Figure dataset records:
----

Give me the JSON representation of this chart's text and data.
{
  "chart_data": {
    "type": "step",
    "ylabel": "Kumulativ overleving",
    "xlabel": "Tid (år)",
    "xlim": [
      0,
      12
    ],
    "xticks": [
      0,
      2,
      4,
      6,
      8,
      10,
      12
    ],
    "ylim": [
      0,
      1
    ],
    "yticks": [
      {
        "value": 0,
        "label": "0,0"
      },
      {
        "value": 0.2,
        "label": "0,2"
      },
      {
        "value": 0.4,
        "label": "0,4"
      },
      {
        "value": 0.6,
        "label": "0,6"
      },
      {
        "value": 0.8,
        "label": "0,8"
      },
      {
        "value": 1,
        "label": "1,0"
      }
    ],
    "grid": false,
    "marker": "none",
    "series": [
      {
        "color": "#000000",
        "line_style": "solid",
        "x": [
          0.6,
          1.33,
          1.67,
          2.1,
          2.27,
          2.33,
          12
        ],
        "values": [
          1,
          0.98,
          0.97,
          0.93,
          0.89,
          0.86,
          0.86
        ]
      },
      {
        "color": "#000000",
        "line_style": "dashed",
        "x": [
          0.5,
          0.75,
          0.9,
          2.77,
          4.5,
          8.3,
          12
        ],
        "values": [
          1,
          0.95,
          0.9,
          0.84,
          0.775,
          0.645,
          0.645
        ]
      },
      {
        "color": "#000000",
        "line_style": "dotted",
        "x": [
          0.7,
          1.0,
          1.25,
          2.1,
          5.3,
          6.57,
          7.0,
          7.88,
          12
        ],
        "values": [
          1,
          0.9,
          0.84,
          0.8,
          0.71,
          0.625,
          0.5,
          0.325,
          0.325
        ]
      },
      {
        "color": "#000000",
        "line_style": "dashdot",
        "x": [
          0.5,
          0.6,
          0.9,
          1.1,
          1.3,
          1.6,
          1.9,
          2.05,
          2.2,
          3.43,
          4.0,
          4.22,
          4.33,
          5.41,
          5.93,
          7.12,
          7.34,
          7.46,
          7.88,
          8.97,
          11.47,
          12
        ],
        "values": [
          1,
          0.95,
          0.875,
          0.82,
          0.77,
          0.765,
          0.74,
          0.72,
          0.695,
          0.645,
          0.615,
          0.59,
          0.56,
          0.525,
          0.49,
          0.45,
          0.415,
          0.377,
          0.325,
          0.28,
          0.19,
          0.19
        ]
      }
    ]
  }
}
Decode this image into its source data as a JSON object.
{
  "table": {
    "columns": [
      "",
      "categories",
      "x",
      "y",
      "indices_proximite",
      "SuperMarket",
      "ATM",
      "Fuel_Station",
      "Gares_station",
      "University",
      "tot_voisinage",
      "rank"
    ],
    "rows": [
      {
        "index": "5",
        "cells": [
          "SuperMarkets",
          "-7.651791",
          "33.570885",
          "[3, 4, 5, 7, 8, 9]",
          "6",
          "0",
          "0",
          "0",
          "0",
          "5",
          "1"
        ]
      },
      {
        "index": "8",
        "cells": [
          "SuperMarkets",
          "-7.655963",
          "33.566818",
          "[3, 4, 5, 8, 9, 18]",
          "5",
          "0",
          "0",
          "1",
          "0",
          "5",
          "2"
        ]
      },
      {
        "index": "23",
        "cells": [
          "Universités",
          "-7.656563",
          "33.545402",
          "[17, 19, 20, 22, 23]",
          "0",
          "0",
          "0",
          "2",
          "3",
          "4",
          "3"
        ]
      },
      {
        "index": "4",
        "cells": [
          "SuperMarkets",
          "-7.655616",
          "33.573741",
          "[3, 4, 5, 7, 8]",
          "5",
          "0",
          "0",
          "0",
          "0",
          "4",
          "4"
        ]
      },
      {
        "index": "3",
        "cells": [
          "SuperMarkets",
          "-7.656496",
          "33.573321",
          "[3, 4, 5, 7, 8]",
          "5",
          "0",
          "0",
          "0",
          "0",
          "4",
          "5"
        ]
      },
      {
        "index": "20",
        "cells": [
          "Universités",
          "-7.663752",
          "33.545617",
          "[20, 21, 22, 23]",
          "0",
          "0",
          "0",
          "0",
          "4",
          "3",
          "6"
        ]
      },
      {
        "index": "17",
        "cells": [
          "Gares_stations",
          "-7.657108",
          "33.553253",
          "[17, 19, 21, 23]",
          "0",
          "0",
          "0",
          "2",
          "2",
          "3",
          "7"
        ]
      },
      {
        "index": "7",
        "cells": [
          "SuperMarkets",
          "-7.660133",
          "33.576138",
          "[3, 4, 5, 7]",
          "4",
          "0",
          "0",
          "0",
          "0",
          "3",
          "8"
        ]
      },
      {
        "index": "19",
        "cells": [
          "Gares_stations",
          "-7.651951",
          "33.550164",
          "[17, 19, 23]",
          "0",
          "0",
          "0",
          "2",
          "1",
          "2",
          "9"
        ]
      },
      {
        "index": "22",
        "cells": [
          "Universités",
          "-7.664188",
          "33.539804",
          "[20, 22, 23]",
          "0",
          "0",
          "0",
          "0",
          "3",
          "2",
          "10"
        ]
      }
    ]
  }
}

----

▶ **Objective**
Extract the entries above verbatim.

▶ **Task response**
Give me the JSON representation of this chart's text and data.
{
  "chart_data": {
    "type": "step",
    "ylabel": "Kumulativ overleving",
    "xlabel": "Tid (år)",
    "xlim": [
      0,
      12
    ],
    "xticks": [
      0,
      2,
      4,
      6,
      8,
      10,
      12
    ],
    "ylim": [
      0,
      1
    ],
    "yticks": [
      {
        "value": 0,
        "label": "0,0"
      },
      {
        "value": 0.2,
        "label": "0,2"
      },
      {
        "value": 0.4,
        "label": "0,4"
      },
      {
        "value": 0.6,
        "label": "0,6"
      },
      {
        "value": 0.8,
        "label": "0,8"
      },
      {
        "value": 1,
        "label": "1,0"
      }
    ],
    "grid": false,
    "marker": "none",
    "series": [
      {
        "color": "#000000",
        "line_style": "solid",
        "x": [
          0.6,
          1.33,
          1.67,
          2.1,
          2.27,
          2.33,
          12
        ],
        "values": [
          1,
          0.98,
          0.97,
          0.93,
          0.89,
          0.86,
          0.86
        ]
      },
      {
        "color": "#000000",
        "line_style": "dashed",
        "x": [
          0.5,
          0.75,
          0.9,
          2.77,
          4.5,
          8.3,
          12
        ],
        "values": [
          1,
          0.95,
          0.9,
          0.84,
          0.775,
          0.645,
          0.645
        ]
      },
      {
        "color": "#000000",
        "line_style": "dotted",
        "x": [
          0.7,
          1.0,
          1.25,
          2.1,
          5.3,
          6.57,
          7.0,
          7.88,
          12
        ],
        "values": [
          1,
          0.9,
          0.84,
          0.8,
          0.71,
          0.625,
          0.5,
          0.325,
          0.325
        ]
      },
      {
        "color": "#000000",
        "line_style": "dashdot",
        "x": [
          0.5,
          0.6,
          0.9,
          1.1,
          1.3,
          1.6,
          1.9,
          2.05,
          2.2,
          3.43,
          4.0,
          4.22,
          4.33,
          5.41,
          5.93,
          7.12,
          7.34,
          7.46,
          7.88,
          8.97,
          11.47,
          12
        ],
        "values": [
          1,
          0.95,
          0.875,
          0.82,
          0.77,
          0.765,
          0.74,
          0.72,
          0.695,
          0.645,
          0.615,
          0.59,
          0.56,
          0.525,
          0.49,
          0.45,
          0.415,
          0.377,
          0.325,
          0.28,
          0.19,
          0.19
        ]
      }
    ]
  }
}
Decode this image into its source data as a JSON object.
{
  "table": {
    "columns": [
      "",
      "categories",
      "x",
      "y",
      "indices_proximite",
      "SuperMarket",
      "ATM",
      "Fuel_Station",
      "Gares_station",
      "University",
      "tot_voisinage",
      "rank"
    ],
    "rows": [
      {
        "index": "5",
        "cells": [
          "SuperMarkets",
          "-7.651791",
          "33.570885",
          "[3, 4, 5, 7, 8, 9]",
          "6",
          "0",
          "0",
          "0",
          "0",
          "5",
          "1"
        ]
      },
      {
        "index": "8",
        "cells": [
          "SuperMarkets",
          "-7.655963",
          "33.566818",
          "[3, 4, 5, 8, 9, 18]",
          "5",
          "0",
          "0",
          "1",
          "0",
          "5",
          "2"
        ]
      },
      {
        "index": "23",
        "cells": [
          "Universités",
          "-7.656563",
          "33.545402",
          "[17, 19, 20, 22, 23]",
          "0",
          "0",
          "0",
          "2",
          "3",
          "4",
          "3"
        ]
      },
      {
        "index": "4",
        "cells": [
          "SuperMarkets",
          "-7.655616",
          "33.573741",
          "[3, 4, 5, 7, 8]",
          "5",
          "0",
          "0",
          "0",
          "0",
          "4",
          "4"
        ]
      },
      {
        "index": "3",
        "cells": [
          "SuperMarkets",
          "-7.656496",
          "33.573321",
          "[3, 4, 5, 7, 8]",
          "5",
          "0",
          "0",
          "0",
          "0",
          "4",
          "5"
        ]
      },
      {
        "index": "20",
        "cells": [
          "Universités",
          "-7.663752",
          "33.545617",
          "[20, 21, 22, 23]",
          "0",
          "0",
          "0",
          "0",
          "4",
          "3",
          "6"
        ]
      },
      {
        "index": "17",
        "cells": [
          "Gares_stations",
          "-7.657108",
          "33.553253",
          "[17, 19, 21, 23]",
          "0",
          "0",
          "0",
          "2",
          "2",
          "3",
          "7"
        ]
      },
      {
        "index": "7",
        "cells": [
          "SuperMarkets",
          "-7.660133",
          "33.576138",
          "[3, 4, 5, 7]",
          "4",
          "0",
          "0",
          "0",
          "0",
          "3",
          "8"
        ]
      },
      {
        "index": "19",
        "cells": [
          "Gares_stations",
          "-7.651951",
          "33.550164",
          "[17, 19, 23]",
          "0",
          "0",
          "0",
          "2",
          "1",
          "2",
          "9"
        ]
      },
      {
        "index": "22",
        "cells": [
          "Universités",
          "-7.664188",
          "33.539804",
          "[20, 22, 23]",
          "0",
          "0",
          "0",
          "0",
          "3",
          "2",
          "10"
        ]
      }
    ]
  }
}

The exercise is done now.